[Structured figure records]
++++++++++++++++++++

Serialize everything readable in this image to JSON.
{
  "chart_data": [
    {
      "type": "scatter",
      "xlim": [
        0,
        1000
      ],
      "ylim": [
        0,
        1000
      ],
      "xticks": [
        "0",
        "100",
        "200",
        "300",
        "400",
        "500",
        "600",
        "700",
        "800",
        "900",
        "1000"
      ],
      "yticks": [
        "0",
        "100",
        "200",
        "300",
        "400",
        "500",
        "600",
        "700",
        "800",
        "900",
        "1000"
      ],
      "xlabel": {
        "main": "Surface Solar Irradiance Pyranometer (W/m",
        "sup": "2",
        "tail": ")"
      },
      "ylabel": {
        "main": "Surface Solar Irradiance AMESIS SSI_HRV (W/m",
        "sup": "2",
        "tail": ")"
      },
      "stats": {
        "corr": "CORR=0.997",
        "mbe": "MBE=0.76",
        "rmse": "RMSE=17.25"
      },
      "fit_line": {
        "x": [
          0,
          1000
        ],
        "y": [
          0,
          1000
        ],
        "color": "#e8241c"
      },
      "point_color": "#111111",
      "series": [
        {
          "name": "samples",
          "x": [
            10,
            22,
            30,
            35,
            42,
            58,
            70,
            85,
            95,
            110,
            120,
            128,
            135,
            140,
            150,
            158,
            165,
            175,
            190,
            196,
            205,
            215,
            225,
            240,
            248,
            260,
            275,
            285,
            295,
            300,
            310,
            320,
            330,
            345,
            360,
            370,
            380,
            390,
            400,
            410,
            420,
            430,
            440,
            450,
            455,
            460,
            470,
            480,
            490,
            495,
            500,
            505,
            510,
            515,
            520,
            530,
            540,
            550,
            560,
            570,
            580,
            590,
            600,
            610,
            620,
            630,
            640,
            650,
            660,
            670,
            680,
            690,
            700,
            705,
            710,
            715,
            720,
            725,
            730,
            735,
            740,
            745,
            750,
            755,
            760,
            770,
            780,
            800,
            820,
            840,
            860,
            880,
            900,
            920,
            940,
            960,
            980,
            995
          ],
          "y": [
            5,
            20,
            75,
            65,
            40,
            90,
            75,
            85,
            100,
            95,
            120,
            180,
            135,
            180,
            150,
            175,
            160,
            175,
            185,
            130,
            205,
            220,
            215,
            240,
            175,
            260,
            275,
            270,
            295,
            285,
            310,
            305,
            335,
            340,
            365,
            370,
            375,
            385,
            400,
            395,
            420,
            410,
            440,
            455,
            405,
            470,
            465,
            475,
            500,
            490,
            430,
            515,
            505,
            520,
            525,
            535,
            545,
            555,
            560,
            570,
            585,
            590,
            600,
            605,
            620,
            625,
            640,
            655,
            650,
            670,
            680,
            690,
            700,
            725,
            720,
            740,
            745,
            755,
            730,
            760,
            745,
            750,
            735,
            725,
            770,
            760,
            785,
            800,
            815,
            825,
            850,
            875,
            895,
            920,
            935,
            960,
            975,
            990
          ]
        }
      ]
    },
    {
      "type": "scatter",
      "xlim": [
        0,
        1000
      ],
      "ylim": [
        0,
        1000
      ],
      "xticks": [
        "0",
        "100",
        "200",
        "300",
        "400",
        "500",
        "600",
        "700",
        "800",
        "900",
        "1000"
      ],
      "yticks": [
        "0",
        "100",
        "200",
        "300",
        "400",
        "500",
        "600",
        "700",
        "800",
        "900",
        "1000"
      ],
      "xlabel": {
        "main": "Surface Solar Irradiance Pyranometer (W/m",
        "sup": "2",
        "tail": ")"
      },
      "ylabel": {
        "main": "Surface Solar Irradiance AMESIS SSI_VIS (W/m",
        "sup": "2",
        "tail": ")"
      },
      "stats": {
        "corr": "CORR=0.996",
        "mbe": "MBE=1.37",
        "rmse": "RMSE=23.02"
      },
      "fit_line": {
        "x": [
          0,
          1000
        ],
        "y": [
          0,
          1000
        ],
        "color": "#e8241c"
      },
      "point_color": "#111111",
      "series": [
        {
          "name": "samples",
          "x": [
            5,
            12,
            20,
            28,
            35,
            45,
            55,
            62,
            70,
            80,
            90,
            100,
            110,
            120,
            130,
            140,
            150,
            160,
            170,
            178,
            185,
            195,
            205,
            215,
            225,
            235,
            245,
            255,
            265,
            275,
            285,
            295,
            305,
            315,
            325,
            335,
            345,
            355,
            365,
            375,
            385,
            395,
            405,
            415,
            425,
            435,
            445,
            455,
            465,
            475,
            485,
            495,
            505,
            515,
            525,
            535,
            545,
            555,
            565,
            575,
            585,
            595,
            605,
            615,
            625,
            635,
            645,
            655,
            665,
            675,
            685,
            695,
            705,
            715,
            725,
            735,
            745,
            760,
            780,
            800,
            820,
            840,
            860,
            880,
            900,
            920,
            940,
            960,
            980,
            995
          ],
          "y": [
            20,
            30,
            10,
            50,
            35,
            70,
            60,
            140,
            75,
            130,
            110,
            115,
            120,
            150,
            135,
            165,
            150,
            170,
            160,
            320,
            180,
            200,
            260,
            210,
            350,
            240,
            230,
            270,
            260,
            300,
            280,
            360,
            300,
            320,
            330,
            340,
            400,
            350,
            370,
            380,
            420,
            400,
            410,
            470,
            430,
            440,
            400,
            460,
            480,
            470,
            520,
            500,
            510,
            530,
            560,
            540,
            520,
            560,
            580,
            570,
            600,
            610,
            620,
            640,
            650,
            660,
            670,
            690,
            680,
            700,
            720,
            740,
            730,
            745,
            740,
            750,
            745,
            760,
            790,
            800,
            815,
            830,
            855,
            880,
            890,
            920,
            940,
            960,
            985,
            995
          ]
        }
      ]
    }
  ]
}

++++++++++++++++++++

> [Objective]: Set down every record above exactly as given.

> [Problem solution]:
Serialize everything readable in this image to JSON.
{
  "chart_data": [
    {
      "type": "scatter",
      "xlim": [
        0,
        1000
      ],
      "ylim": [
        0,
        1000
      ],
      "xticks": [
        "0",
        "100",
        "200",
        "300",
        "400",
        "500",
        "600",
        "700",
        "800",
        "900",
        "1000"
      ],
      "yticks": [
        "0",
        "100",
        "200",
        "300",
        "400",
        "500",
        "600",
        "700",
        "800",
        "900",
        "1000"
      ],
      "xlabel": {
        "main": "Surface Solar Irradiance Pyranometer (W/m",
        "sup": "2",
        "tail": ")"
      },
      "ylabel": {
        "main": "Surface Solar Irradiance AMESIS SSI_HRV (W/m",
        "sup": "2",
        "tail": ")"
      },
      "stats": {
        "corr": "CORR=0.997",
        "mbe": "MBE=0.76",
        "rmse": "RMSE=17.25"
      },
      "fit_line": {
        "x": [
          0,
          1000
        ],
        "y": [
          0,
          1000
        ],
        "color": "#e8241c"
      },
      "point_color": "#111111",
      "series": [
        {
          "name": "samples",
          "x": [
            10,
            22,
            30,
            35,
            42,
            58,
            70,
            85,
            95,
            110,
            120,
            128,
            135,
            140,
            150,
            158,
            165,
            175,
            190,
            196,
            205,
            215,
            225,
            240,
            248,
            260,
            275,
            285,
            295,
            300,
            310,
            320,
            330,
            345,
            360,
            370,
            380,
            390,
            400,
            410,
            420,
            430,
            440,
            450,
            455,
            460,
            470,
            480,
            490,
            495,
            500,
            505,
            510,
            515,
            520,
            530,
            540,
            550,
            560,
            570,
            580,
            590,
            600,
            610,
            620,
            630,
            640,
            650,
            660,
            670,
            680,
            690,
            700,
            705,
            710,
            715,
            720,
            725,
            730,
            735,
            740,
            745,
            750,
            755,
            760,
            770,
            780,
            800,
            820,
            840,
            860,
            880,
            900,
            920,
            940,
            960,
            980,
            995
          ],
          "y": [
            5,
            20,
            75,
            65,
            40,
            90,
            75,
            85,
            100,
            95,
            120,
            180,
            135,
            180,
            150,
            175,
            160,
            175,
            185,
            130,
            205,
            220,
            215,
            240,
            175,
            260,
            275,
            270,
            295,
            285,
            310,
            305,
            335,
            340,
            365,
            370,
            375,
            385,
            400,
            395,
            420,
            410,
            440,
            455,
            405,
            470,
            465,
            475,
            500,
            490,
            430,
            515,
            505,
            520,
            525,
            535,
            545,
            555,
            560,
            570,
            585,
            590,
            600,
            605,
            620,
            625,
            640,
            655,
            650,
            670,
            680,
            690,
            700,
            725,
            720,
            740,
            745,
            755,
            730,
            760,
            745,
            750,
            735,
            725,
            770,
            760,
            785,
            800,
            815,
            825,
            850,
            875,
            895,
            920,
            935,
            960,
            975,
            990
          ]
        }
      ]
    },
    {
      "type": "scatter",
      "xlim": [
        0,
        1000
      ],
      "ylim": [
        0,
        1000
      ],
      "xticks": [
        "0",
        "100",
        "200",
        "300",
        "400",
        "500",
        "600",
        "700",
        "800",
        "900",
        "1000"
      ],
      "yticks": [
        "0",
        "100",
        "200",
        "300",
        "400",
        "500",
        "600",
        "700",
        "800",
        "900",
        "1000"
      ],
      "xlabel": {
        "main": "Surface Solar Irradiance Pyranometer (W/m",
        "sup": "2",
        "tail": ")"
      },
      "ylabel": {
        "main": "Surface Solar Irradiance AMESIS SSI_VIS (W/m",
        "sup": "2",
        "tail": ")"
      },
      "stats": {
        "corr": "CORR=0.996",
        "mbe": "MBE=1.37",
        "rmse": "RMSE=23.02"
      },
      "fit_line": {
        "x": [
          0,
          1000
        ],
        "y": [
          0,
          1000
        ],
        "color": "#e8241c"
      },
      "point_color": "#111111",
      "series": [
        {
          "name": "samples",
          "x": [
            5,
            12,
            20,
            28,
            35,
            45,
            55,
            62,
            70,
            80,
            90,
            100,
            110,
            120,
            130,
            140,
            150,
            160,
            170,
            178,
            185,
            195,
            205,
            215,
            225,
            235,
            245,
            255,
            265,
            275,
            285,
            295,
            305,
            315,
            325,
            335,
            345,
            355,
            365,
            375,
            385,
            395,
            405,
            415,
            425,
            435,
            445,
            455,
            465,
            475,
            485,
            495,
            505,
            515,
            525,
            535,
            545,
            555,
            565,
            575,
            585,
            595,
            605,
            615,
            625,
            635,
            645,
            655,
            665,
            675,
            685,
            695,
            705,
            715,
            725,
            735,
            745,
            760,
            780,
            800,
            820,
            840,
            860,
            880,
            900,
            920,
            940,
            960,
            980,
            995
          ],
          "y": [
            20,
            30,
            10,
            50,
            35,
            70,
            60,
            140,
            75,
            130,
            110,
            115,
            120,
            150,
            135,
            165,
            150,
            170,
            160,
            320,
            180,
            200,
            260,
            210,
            350,
            240,
            230,
            270,
            260,
            300,
            280,
            360,
            300,
            320,
            330,
            340,
            400,
            350,
            370,
            380,
            420,
            400,
            410,
            470,
            430,
            440,
            400,
            460,
            480,
            470,
            520,
            500,
            510,
            530,
            560,
            540,
            520,
            560,
            580,
            570,
            600,
            610,
            620,
            640,
            650,
            660,
            670,
            690,
            680,
            700,
            720,
            740,
            730,
            745,
            740,
            750,
            745,
            760,
            790,
            800,
            815,
            830,
            855,
            880,
            890,
            920,
            940,
            960,
            985,
            995
          ]
        }
      ]
    }
  ]
}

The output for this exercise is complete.